* Challenge *
Retype everything in the listing, leaving each line exactly as it is.

-- Start Supplied material --

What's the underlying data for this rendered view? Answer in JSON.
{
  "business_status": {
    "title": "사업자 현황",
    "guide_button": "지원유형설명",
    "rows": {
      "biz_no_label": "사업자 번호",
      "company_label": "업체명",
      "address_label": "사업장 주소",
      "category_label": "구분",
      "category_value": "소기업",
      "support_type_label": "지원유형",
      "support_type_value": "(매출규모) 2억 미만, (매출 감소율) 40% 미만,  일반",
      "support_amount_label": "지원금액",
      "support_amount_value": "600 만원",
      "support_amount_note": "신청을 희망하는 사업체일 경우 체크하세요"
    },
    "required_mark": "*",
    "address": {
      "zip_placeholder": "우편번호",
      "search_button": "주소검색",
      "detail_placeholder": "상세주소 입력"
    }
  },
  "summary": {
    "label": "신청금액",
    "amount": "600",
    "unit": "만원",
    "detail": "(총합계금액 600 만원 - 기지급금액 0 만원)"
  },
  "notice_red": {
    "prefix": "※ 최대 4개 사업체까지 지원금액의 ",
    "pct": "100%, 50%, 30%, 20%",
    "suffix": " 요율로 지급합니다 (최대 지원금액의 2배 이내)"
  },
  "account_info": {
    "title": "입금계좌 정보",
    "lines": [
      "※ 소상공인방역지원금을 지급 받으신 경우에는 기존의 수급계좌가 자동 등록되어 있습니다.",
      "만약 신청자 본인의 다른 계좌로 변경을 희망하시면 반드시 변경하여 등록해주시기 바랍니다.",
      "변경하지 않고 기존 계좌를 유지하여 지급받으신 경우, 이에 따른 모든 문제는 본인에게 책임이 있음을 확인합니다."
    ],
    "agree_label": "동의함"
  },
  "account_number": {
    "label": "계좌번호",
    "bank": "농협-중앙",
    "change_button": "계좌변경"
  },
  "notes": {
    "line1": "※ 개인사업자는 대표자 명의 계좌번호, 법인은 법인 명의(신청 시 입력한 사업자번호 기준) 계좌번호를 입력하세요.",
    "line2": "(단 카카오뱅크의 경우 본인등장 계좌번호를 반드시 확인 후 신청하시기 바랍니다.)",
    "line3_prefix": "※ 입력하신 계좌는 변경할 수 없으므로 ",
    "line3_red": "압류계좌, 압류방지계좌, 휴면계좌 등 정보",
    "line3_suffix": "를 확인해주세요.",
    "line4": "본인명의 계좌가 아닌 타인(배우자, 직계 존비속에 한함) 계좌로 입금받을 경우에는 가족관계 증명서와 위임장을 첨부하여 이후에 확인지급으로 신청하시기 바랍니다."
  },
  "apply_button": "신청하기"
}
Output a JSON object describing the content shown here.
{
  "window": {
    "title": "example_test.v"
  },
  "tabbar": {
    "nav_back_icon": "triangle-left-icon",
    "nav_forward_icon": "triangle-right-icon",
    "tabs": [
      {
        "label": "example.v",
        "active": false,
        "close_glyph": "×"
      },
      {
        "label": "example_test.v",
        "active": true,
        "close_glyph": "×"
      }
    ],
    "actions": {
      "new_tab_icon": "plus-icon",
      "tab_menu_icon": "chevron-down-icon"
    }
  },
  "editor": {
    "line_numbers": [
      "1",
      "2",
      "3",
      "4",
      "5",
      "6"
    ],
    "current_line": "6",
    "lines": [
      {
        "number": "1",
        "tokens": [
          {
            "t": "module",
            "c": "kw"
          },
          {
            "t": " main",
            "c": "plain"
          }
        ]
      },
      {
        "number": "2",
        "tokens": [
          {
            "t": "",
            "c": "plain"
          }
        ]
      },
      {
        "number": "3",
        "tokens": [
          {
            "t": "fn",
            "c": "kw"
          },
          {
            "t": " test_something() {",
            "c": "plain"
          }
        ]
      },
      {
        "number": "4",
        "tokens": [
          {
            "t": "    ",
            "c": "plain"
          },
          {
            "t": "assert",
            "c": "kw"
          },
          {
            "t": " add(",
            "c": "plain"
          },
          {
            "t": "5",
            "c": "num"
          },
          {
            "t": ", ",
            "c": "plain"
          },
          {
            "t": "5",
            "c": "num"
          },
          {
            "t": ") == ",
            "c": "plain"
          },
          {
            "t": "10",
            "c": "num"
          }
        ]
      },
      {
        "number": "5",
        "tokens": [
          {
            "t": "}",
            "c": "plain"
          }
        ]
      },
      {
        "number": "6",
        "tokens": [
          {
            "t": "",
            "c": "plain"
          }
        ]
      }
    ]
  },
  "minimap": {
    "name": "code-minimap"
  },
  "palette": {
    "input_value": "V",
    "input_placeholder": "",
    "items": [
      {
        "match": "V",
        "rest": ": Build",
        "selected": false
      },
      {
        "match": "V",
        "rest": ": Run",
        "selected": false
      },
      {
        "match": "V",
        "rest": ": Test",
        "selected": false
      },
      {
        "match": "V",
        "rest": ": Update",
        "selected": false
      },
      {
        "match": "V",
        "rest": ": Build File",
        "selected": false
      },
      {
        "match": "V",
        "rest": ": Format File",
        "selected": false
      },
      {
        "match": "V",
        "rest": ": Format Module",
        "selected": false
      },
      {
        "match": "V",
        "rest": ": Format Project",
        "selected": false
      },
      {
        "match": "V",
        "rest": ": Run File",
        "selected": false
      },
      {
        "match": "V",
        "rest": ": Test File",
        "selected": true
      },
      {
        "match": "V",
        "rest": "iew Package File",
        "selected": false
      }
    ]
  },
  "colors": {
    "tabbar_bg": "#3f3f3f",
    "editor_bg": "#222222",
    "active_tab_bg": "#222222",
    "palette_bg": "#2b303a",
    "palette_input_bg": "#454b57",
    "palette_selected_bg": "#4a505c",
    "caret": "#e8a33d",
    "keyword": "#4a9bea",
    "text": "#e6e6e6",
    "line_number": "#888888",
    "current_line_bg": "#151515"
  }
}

-- End Supplied material --

* Solution to this task *
What's the underlying data for this rendered view? Answer in JSON.
{
  "business_status": {
    "title": "사업자 현황",
    "guide_button": "지원유형설명",
    "rows": {
      "biz_no_label": "사업자 번호",
      "company_label": "업체명",
      "address_label": "사업장 주소",
      "category_label": "구분",
      "category_value": "소기업",
      "support_type_label": "지원유형",
      "support_type_value": "(매출규모) 2억 미만, (매출 감소율) 40% 미만,  일반",
      "support_amount_label": "지원금액",
      "support_amount_value": "600 만원",
      "support_amount_note": "신청을 희망하는 사업체일 경우 체크하세요"
    },
    "required_mark": "*",
    "address": {
      "zip_placeholder": "우편번호",
      "search_button": "주소검색",
      "detail_placeholder": "상세주소 입력"
    }
  },
  "summary": {
    "label": "신청금액",
    "amount": "600",
    "unit": "만원",
    "detail": "(총합계금액 600 만원 - 기지급금액 0 만원)"
  },
  "notice_red": {
    "prefix": "※ 최대 4개 사업체까지 지원금액의 ",
    "pct": "100%, 50%, 30%, 20%",
    "suffix": " 요율로 지급합니다 (최대 지원금액의 2배 이내)"
  },
  "account_info": {
    "title": "입금계좌 정보",
    "lines": [
      "※ 소상공인방역지원금을 지급 받으신 경우에는 기존의 수급계좌가 자동 등록되어 있습니다.",
      "만약 신청자 본인의 다른 계좌로 변경을 희망하시면 반드시 변경하여 등록해주시기 바랍니다.",
      "변경하지 않고 기존 계좌를 유지하여 지급받으신 경우, 이에 따른 모든 문제는 본인에게 책임이 있음을 확인합니다."
    ],
    "agree_label": "동의함"
  },
  "account_number": {
    "label": "계좌번호",
    "bank": "농협-중앙",
    "change_button": "계좌변경"
  },
  "notes": {
    "line1": "※ 개인사업자는 대표자 명의 계좌번호, 법인은 법인 명의(신청 시 입력한 사업자번호 기준) 계좌번호를 입력하세요.",
    "line2": "(단 카카오뱅크의 경우 본인등장 계좌번호를 반드시 확인 후 신청하시기 바랍니다.)",
    "line3_prefix": "※ 입력하신 계좌는 변경할 수 없으므로 ",
    "line3_red": "압류계좌, 압류방지계좌, 휴면계좌 등 정보",
    "line3_suffix": "를 확인해주세요.",
    "line4": "본인명의 계좌가 아닌 타인(배우자, 직계 존비속에 한함) 계좌로 입금받을 경우에는 가족관계 증명서와 위임장을 첨부하여 이후에 확인지급으로 신청하시기 바랍니다."
  },
  "apply_button": "신청하기"
}
Output a JSON object describing the content shown here.
{
  "window": {
    "title": "example_test.v"
  },
  "tabbar": {
    "nav_back_icon": "triangle-left-icon",
    "nav_forward_icon": "triangle-right-icon",
    "tabs": [
      {
        "label": "example.v",
        "active": false,
        "close_glyph": "×"
      },
      {
        "label": "example_test.v",
        "active": true,
        "close_glyph": "×"
      }
    ],
    "actions": {
      "new_tab_icon": "plus-icon",
      "tab_menu_icon": "chevron-down-icon"
    }
  },
  "editor": {
    "line_numbers": [
      "1",
      "2",
      "3",
      "4",
      "5",
      "6"
    ],
    "current_line": "6",
    "lines": [
      {
        "number": "1",
        "tokens": [
          {
            "t": "module",
            "c": "kw"
          },
          {
            "t": " main",
            "c": "plain"
          }
        ]
      },
      {
        "number": "2",
        "tokens": [
          {
            "t": "",
            "c": "plain"
          }
        ]
      },
      {
        "number": "3",
        "tokens": [
          {
            "t": "fn",
            "c": "kw"
          },
          {
            "t": " test_something() {",
            "c": "plain"
          }
        ]
      },
      {
        "number": "4",
        "tokens": [
          {
            "t": "    ",
            "c": "plain"
          },
          {
            "t": "assert",
            "c": "kw"
          },
          {
            "t": " add(",
            "c": "plain"
          },
          {
            "t": "5",
            "c": "num"
          },
          {
            "t": ", ",
            "c": "plain"
          },
          {
            "t": "5",
            "c": "num"
          },
          {
            "t": ") == ",
            "c": "plain"
          },
          {
            "t": "10",
            "c": "num"
          }
        ]
      },
      {
        "number": "5",
        "tokens": [
          {
            "t": "}",
            "c": "plain"
          }
        ]
      },
      {
        "number": "6",
        "tokens": [
          {
            "t": "",
            "c": "plain"
          }
        ]
      }
    ]
  },
  "minimap": {
    "name": "code-minimap"
  },
  "palette": {
    "input_value": "V",
    "input_placeholder": "",
    "items": [
      {
        "match": "V",
        "rest": ": Build",
        "selected": false
      },
      {
        "match": "V",
        "rest": ": Run",
        "selected": false
      },
      {
        "match": "V",
        "rest": ": Test",
        "selected": false
      },
      {
        "match": "V",
        "rest": ": Update",
        "selected": false
      },
      {
        "match": "V",
        "rest": ": Build File",
        "selected": false
      },
      {
        "match": "V",
        "rest": ": Format File",
        "selected": false
      },
      {
        "match": "V",
        "rest": ": Format Module",
        "selected": false
      },
      {
        "match": "V",
        "rest": ": Format Project",
        "selected": false
      },
      {
        "match": "V",
        "rest": ": Run File",
        "selected": false
      },
      {
        "match": "V",
        "rest": ": Test File",
        "selected": true
      },
      {
        "match": "V",
        "rest": "iew Package File",
        "selected": false
      }
    ]
  },
  "colors": {
    "tabbar_bg": "#3f3f3f",
    "editor_bg": "#222222",
    "active_tab_bg": "#222222",
    "palette_bg": "#2b303a",
    "palette_input_bg": "#454b57",
    "palette_selected_bg": "#4a505c",
    "caret": "#e8a33d",
    "keyword": "#4a9bea",
    "text": "#e6e6e6",
    "line_number": "#888888",
    "current_line_bg": "#151515"
  }
}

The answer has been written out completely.